**Provided information:**
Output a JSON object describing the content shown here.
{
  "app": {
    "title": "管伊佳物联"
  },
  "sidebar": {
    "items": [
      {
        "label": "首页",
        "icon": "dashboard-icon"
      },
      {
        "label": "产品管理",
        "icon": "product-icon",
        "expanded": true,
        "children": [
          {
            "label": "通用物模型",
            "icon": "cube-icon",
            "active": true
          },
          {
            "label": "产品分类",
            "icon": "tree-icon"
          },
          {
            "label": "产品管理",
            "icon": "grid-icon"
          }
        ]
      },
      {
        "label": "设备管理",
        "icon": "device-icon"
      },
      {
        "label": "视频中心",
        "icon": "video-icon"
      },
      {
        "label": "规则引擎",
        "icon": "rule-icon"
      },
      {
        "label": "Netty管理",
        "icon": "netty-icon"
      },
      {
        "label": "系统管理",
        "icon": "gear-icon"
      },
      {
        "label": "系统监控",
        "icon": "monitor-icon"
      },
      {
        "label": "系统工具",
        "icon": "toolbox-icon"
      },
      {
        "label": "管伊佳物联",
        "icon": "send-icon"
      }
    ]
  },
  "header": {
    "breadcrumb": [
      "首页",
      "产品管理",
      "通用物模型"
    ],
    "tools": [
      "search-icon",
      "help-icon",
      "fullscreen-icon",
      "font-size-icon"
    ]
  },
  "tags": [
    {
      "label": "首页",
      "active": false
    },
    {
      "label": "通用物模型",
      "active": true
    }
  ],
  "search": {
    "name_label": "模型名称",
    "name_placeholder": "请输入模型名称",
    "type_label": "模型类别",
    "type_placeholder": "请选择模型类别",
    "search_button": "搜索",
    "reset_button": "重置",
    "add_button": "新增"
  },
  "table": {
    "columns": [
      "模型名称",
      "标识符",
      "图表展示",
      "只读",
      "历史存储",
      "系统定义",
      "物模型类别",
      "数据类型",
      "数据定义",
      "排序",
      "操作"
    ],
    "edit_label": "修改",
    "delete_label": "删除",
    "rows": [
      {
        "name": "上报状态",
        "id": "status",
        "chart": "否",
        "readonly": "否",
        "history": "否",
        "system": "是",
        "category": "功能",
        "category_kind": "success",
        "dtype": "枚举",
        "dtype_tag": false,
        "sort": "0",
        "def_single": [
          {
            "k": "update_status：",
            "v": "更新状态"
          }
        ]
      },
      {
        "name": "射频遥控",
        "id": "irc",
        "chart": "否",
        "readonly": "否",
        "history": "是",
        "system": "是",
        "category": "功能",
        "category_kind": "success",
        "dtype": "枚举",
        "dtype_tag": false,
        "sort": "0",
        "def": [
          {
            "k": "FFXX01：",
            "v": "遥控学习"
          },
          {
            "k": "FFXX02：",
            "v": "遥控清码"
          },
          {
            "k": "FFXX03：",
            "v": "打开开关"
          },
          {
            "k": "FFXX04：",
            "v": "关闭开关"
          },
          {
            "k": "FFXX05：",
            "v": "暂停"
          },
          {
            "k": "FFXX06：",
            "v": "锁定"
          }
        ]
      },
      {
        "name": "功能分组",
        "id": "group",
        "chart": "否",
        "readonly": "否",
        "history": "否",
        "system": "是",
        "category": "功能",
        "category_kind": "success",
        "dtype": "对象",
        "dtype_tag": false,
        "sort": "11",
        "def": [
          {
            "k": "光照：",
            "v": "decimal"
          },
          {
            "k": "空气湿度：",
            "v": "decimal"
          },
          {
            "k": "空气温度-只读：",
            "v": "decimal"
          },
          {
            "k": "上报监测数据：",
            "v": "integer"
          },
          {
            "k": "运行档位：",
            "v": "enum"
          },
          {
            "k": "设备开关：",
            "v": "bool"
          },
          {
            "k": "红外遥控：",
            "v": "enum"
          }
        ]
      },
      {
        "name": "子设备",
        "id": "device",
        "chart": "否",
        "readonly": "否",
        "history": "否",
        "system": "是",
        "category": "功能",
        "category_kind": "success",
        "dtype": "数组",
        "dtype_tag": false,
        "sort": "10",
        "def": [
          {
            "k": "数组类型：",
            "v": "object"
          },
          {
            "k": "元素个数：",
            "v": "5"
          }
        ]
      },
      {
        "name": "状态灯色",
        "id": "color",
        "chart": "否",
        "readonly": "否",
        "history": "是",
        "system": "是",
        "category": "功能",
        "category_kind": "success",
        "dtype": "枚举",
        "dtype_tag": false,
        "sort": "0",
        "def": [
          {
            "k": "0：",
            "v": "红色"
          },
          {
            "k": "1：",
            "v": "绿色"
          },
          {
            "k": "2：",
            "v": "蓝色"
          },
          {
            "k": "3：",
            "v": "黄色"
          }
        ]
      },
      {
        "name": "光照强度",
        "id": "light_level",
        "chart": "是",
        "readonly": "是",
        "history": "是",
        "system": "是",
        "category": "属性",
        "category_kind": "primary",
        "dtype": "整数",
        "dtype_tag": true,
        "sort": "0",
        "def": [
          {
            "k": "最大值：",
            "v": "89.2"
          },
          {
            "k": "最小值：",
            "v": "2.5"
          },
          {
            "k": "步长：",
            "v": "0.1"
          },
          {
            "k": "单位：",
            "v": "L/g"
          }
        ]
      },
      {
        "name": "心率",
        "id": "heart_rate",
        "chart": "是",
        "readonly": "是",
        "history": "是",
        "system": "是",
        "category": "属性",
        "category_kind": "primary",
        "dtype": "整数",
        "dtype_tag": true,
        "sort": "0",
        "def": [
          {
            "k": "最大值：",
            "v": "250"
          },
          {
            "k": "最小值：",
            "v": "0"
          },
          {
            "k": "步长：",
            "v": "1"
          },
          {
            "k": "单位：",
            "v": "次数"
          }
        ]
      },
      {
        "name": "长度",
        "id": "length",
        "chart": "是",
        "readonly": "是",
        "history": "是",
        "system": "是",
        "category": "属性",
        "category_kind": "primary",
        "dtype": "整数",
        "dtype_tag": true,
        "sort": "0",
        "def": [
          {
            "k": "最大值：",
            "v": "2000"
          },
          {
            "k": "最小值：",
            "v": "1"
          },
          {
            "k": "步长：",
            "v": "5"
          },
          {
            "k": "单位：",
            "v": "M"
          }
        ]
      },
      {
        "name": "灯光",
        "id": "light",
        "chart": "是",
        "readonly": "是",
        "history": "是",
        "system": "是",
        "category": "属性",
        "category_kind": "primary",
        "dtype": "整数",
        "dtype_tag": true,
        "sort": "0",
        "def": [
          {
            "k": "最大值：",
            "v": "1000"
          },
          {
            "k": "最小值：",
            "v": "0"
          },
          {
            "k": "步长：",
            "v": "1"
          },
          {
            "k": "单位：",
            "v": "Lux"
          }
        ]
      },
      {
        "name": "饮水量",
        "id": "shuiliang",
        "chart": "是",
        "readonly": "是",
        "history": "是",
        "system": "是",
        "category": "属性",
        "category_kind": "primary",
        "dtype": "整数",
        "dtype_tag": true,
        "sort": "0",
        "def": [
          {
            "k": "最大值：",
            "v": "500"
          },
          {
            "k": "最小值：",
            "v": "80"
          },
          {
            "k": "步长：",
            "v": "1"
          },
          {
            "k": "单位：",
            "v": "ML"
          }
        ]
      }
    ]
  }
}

**The request:**
Write out the entries in full, exactly as given.

**Correct result:**
Output a JSON object describing the content shown here.
{
  "app": {
    "title": "管伊佳物联"
  },
  "sidebar": {
    "items": [
      {
        "label": "首页",
        "icon": "dashboard-icon"
      },
      {
        "label": "产品管理",
        "icon": "product-icon",
        "expanded": true,
        "children": [
          {
            "label": "通用物模型",
            "icon": "cube-icon",
            "active": true
          },
          {
            "label": "产品分类",
            "icon": "tree-icon"
          },
          {
            "label": "产品管理",
            "icon": "grid-icon"
          }
        ]
      },
      {
        "label": "设备管理",
        "icon": "device-icon"
      },
      {
        "label": "视频中心",
        "icon": "video-icon"
      },
      {
        "label": "规则引擎",
        "icon": "rule-icon"
      },
      {
        "label": "Netty管理",
        "icon": "netty-icon"
      },
      {
        "label": "系统管理",
        "icon": "gear-icon"
      },
      {
        "label": "系统监控",
        "icon": "monitor-icon"
      },
      {
        "label": "系统工具",
        "icon": "toolbox-icon"
      },
      {
        "label": "管伊佳物联",
        "icon": "send-icon"
      }
    ]
  },
  "header": {
    "breadcrumb": [
      "首页",
      "产品管理",
      "通用物模型"
    ],
    "tools": [
      "search-icon",
      "help-icon",
      "fullscreen-icon",
      "font-size-icon"
    ]
  },
  "tags": [
    {
      "label": "首页",
      "active": false
    },
    {
      "label": "通用物模型",
      "active": true
    }
  ],
  "search": {
    "name_label": "模型名称",
    "name_placeholder": "请输入模型名称",
    "type_label": "模型类别",
    "type_placeholder": "请选择模型类别",
    "search_button": "搜索",
    "reset_button": "重置",
    "add_button": "新增"
  },
  "table": {
    "columns": [
      "模型名称",
      "标识符",
      "图表展示",
      "只读",
      "历史存储",
      "系统定义",
      "物模型类别",
      "数据类型",
      "数据定义",
      "排序",
      "操作"
    ],
    "edit_label": "修改",
    "delete_label": "删除",
    "rows": [
      {
        "name": "上报状态",
        "id": "status",
        "chart": "否",
        "readonly": "否",
        "history": "否",
        "system": "是",
        "category": "功能",
        "category_kind": "success",
        "dtype": "枚举",
        "dtype_tag": false,
        "sort": "0",
        "def_single": [
          {
            "k": "update_status：",
            "v": "更新状态"
          }
        ]
      },
      {
        "name": "射频遥控",
        "id": "irc",
        "chart": "否",
        "readonly": "否",
        "history": "是",
        "system": "是",
        "category": "功能",
        "category_kind": "success",
        "dtype": "枚举",
        "dtype_tag": false,
        "sort": "0",
        "def": [
          {
            "k": "FFXX01：",
            "v": "遥控学习"
          },
          {
            "k": "FFXX02：",
            "v": "遥控清码"
          },
          {
            "k": "FFXX03：",
            "v": "打开开关"
          },
          {
            "k": "FFXX04：",
            "v": "关闭开关"
          },
          {
            "k": "FFXX05：",
            "v": "暂停"
          },
          {
            "k": "FFXX06：",
            "v": "锁定"
          }
        ]
      },
      {
        "name": "功能分组",
        "id": "group",
        "chart": "否",
        "readonly": "否",
        "history": "否",
        "system": "是",
        "category": "功能",
        "category_kind": "success",
        "dtype": "对象",
        "dtype_tag": false,
        "sort": "11",
        "def": [
          {
            "k": "光照：",
            "v": "decimal"
          },
          {
            "k": "空气湿度：",
            "v": "decimal"
          },
          {
            "k": "空气温度-只读：",
            "v": "decimal"
          },
          {
            "k": "上报监测数据：",
            "v": "integer"
          },
          {
            "k": "运行档位：",
            "v": "enum"
          },
          {
            "k": "设备开关：",
            "v": "bool"
          },
          {
            "k": "红外遥控：",
            "v": "enum"
          }
        ]
      },
      {
        "name": "子设备",
        "id": "device",
        "chart": "否",
        "readonly": "否",
        "history": "否",
        "system": "是",
        "category": "功能",
        "category_kind": "success",
        "dtype": "数组",
        "dtype_tag": false,
        "sort": "10",
        "def": [
          {
            "k": "数组类型：",
            "v": "object"
          },
          {
            "k": "元素个数：",
            "v": "5"
          }
        ]
      },
      {
        "name": "状态灯色",
        "id": "color",
        "chart": "否",
        "readonly": "否",
        "history": "是",
        "system": "是",
        "category": "功能",
        "category_kind": "success",
        "dtype": "枚举",
        "dtype_tag": false,
        "sort": "0",
        "def": [
          {
            "k": "0：",
            "v": "红色"
          },
          {
            "k": "1：",
            "v": "绿色"
          },
          {
            "k": "2：",
            "v": "蓝色"
          },
          {
            "k": "3：",
            "v": "黄色"
          }
        ]
      },
      {
        "name": "光照强度",
        "id": "light_level",
        "chart": "是",
        "readonly": "是",
        "history": "是",
        "system": "是",
        "category": "属性",
        "category_kind": "primary",
        "dtype": "整数",
        "dtype_tag": true,
        "sort": "0",
        "def": [
          {
            "k": "最大值：",
            "v": "89.2"
          },
          {
            "k": "最小值：",
            "v": "2.5"
          },
          {
            "k": "步长：",
            "v": "0.1"
          },
          {
            "k": "单位：",
            "v": "L/g"
          }
        ]
      },
      {
        "name": "心率",
        "id": "heart_rate",
        "chart": "是",
        "readonly": "是",
        "history": "是",
        "system": "是",
        "category": "属性",
        "category_kind": "primary",
        "dtype": "整数",
        "dtype_tag": true,
        "sort": "0",
        "def": [
          {
            "k": "最大值：",
            "v": "250"
          },
          {
            "k": "最小值：",
            "v": "0"
          },
          {
            "k": "步长：",
            "v": "1"
          },
          {
            "k": "单位：",
            "v": "次数"
          }
        ]
      },
      {
        "name": "长度",
        "id": "length",
        "chart": "是",
        "readonly": "是",
        "history": "是",
        "system": "是",
        "category": "属性",
        "category_kind": "primary",
        "dtype": "整数",
        "dtype_tag": true,
        "sort": "0",
        "def": [
          {
            "k": "最大值：",
            "v": "2000"
          },
          {
            "k": "最小值：",
            "v": "1"
          },
          {
            "k": "步长：",
            "v": "5"
          },
          {
            "k": "单位：",
            "v": "M"
          }
        ]
      },
      {
        "name": "灯光",
        "id": "light",
        "chart": "是",
        "readonly": "是",
        "history": "是",
        "system": "是",
        "category": "属性",
        "category_kind": "primary",
        "dtype": "整数",
        "dtype_tag": true,
        "sort": "0",
        "def": [
          {
            "k": "最大值：",
            "v": "1000"
          },
          {
            "k": "最小值：",
            "v": "0"
          },
          {
            "k": "步长：",
            "v": "1"
          },
          {
            "k": "单位：",
            "v": "Lux"
          }
        ]
      },
      {
        "name": "饮水量",
        "id": "shuiliang",
        "chart": "是",
        "readonly": "是",
        "history": "是",
        "system": "是",
        "category": "属性",
        "category_kind": "primary",
        "dtype": "整数",
        "dtype_tag": true,
        "sort": "0",
        "def": [
          {
            "k": "最大值：",
            "v": "500"
          },
          {
            "k": "最小值：",
            "v": "80"
          },
          {
            "k": "步长：",
            "v": "1"
          },
          {
            "k": "单位：",
            "v": "ML"
          }
        ]
      }
    ]
  }
}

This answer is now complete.